Records about charts and figures:
↓↓↓
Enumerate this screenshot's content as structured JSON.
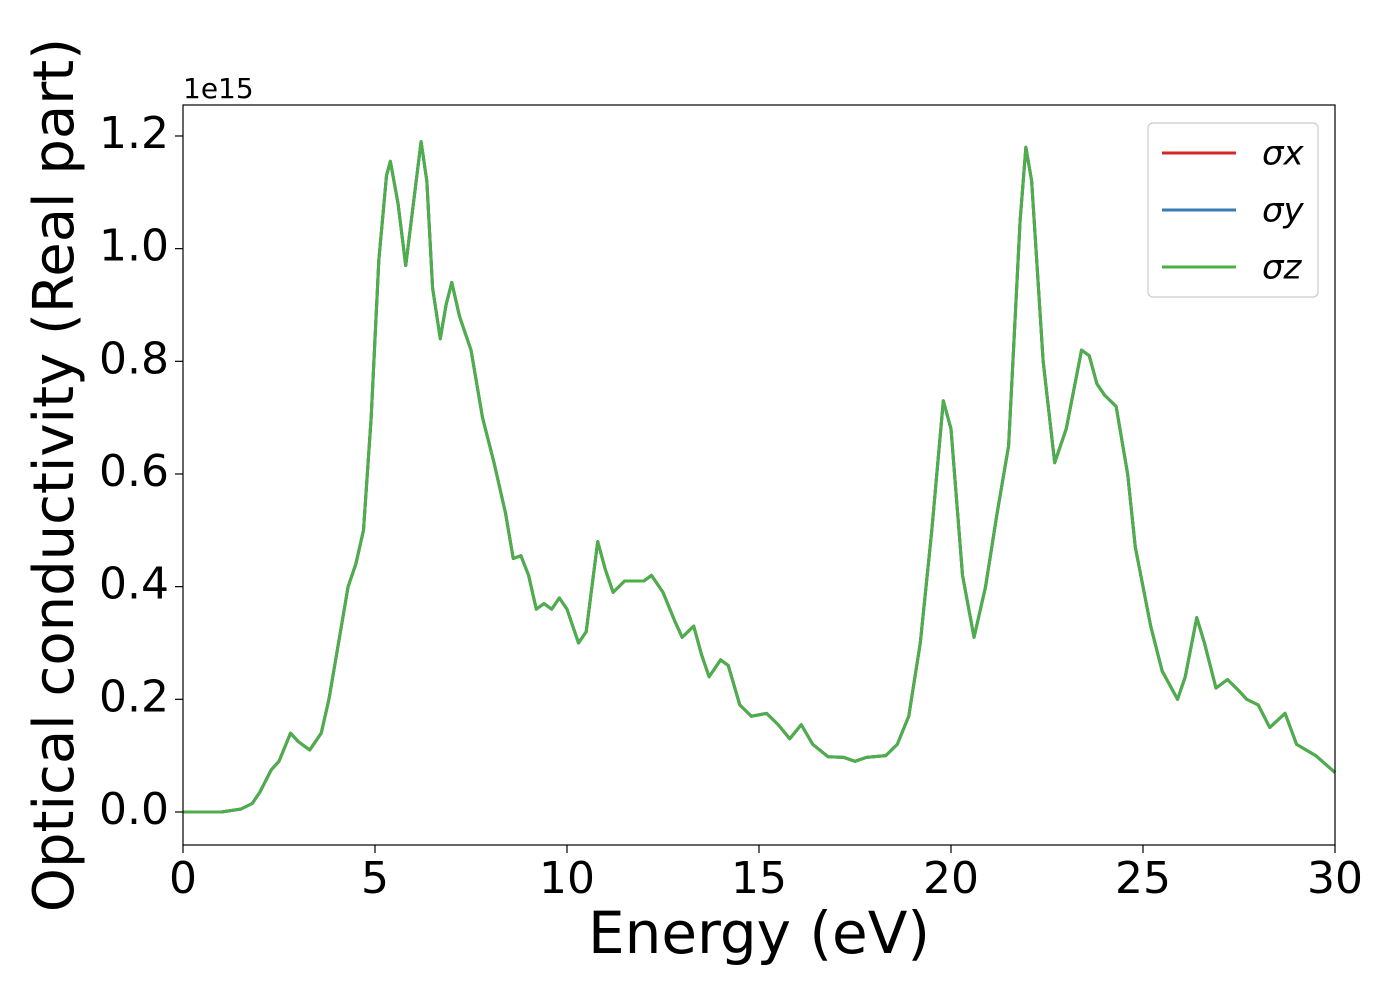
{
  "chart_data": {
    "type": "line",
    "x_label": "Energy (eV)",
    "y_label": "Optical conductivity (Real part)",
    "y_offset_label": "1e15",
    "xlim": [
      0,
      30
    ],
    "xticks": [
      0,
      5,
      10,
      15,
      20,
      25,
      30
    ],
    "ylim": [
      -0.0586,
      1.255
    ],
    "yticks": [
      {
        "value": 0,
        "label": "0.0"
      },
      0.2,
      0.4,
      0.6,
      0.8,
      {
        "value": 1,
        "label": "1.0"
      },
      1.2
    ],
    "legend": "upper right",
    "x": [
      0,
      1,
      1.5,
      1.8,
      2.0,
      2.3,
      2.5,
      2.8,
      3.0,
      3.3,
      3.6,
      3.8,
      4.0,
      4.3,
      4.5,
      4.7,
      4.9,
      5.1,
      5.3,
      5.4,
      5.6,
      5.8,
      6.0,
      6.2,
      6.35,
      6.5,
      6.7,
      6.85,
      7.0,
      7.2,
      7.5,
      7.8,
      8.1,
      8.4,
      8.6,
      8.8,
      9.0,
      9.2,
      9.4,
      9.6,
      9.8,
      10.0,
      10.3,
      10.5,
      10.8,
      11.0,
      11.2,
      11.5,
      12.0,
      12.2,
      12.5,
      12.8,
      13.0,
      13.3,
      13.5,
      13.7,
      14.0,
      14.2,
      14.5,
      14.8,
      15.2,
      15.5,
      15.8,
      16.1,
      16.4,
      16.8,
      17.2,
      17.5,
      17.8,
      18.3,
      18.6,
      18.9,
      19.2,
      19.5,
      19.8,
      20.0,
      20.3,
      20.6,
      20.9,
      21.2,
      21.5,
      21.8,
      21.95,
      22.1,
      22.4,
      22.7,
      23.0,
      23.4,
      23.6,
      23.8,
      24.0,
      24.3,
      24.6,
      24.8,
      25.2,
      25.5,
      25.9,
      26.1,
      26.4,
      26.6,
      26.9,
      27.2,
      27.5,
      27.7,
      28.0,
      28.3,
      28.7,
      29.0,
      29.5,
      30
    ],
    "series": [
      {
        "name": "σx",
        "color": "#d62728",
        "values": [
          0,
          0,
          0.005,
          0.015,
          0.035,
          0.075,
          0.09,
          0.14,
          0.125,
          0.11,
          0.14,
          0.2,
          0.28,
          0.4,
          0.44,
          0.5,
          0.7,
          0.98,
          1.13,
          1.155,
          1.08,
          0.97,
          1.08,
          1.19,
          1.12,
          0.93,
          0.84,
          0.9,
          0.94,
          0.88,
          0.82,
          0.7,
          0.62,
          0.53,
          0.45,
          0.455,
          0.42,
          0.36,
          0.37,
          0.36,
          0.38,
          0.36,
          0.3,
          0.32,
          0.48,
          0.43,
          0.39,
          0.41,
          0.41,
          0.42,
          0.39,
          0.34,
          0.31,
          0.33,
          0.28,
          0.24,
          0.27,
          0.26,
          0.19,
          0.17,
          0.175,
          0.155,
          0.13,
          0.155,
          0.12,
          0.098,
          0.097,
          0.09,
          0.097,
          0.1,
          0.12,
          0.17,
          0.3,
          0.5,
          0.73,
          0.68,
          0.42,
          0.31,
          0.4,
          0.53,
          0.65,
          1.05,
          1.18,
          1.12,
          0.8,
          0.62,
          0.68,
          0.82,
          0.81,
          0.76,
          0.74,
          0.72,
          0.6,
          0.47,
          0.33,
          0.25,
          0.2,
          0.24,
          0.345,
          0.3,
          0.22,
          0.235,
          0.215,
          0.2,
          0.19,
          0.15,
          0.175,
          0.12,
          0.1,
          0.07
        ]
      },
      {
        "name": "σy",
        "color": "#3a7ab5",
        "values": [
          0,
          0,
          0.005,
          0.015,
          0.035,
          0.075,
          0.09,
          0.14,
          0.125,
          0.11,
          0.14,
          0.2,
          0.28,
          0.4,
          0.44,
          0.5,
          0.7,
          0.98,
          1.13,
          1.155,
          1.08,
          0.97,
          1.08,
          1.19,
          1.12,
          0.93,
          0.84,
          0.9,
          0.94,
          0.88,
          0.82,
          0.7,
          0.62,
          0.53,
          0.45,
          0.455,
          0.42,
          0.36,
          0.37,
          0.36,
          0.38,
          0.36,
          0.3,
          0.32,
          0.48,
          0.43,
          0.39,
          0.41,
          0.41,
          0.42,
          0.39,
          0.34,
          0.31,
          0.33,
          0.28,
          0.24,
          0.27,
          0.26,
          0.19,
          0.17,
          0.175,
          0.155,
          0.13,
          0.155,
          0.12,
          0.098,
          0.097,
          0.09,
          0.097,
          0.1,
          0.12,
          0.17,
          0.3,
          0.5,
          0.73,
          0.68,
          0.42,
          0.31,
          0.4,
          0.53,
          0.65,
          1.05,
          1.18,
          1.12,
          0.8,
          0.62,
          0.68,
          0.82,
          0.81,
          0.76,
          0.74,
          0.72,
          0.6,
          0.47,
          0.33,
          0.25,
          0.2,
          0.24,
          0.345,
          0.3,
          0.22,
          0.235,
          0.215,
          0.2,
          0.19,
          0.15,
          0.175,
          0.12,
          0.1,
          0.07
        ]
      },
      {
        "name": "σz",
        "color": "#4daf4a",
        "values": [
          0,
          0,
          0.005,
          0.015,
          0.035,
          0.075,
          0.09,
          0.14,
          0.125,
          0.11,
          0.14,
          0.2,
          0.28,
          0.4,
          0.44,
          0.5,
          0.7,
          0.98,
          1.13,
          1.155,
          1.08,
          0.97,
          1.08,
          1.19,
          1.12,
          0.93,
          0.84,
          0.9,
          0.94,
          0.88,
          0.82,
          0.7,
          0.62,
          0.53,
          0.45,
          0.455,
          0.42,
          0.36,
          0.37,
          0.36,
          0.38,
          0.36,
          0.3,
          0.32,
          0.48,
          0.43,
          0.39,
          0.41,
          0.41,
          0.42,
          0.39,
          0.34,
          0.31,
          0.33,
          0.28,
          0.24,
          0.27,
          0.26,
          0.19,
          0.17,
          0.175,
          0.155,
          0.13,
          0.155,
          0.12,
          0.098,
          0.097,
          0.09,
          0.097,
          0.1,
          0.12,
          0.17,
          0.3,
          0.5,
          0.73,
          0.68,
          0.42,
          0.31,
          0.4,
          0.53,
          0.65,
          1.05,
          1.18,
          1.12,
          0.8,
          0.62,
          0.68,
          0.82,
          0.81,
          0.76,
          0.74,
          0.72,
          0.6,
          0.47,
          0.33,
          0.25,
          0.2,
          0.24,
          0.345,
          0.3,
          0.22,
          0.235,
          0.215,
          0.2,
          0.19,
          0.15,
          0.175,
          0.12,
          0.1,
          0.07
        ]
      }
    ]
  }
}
↑↑↑
Which lines include "color"? Copy each of them out.

        "color": "#d62728",
        "color": "#3a7ab5",
        "color": "#4daf4a",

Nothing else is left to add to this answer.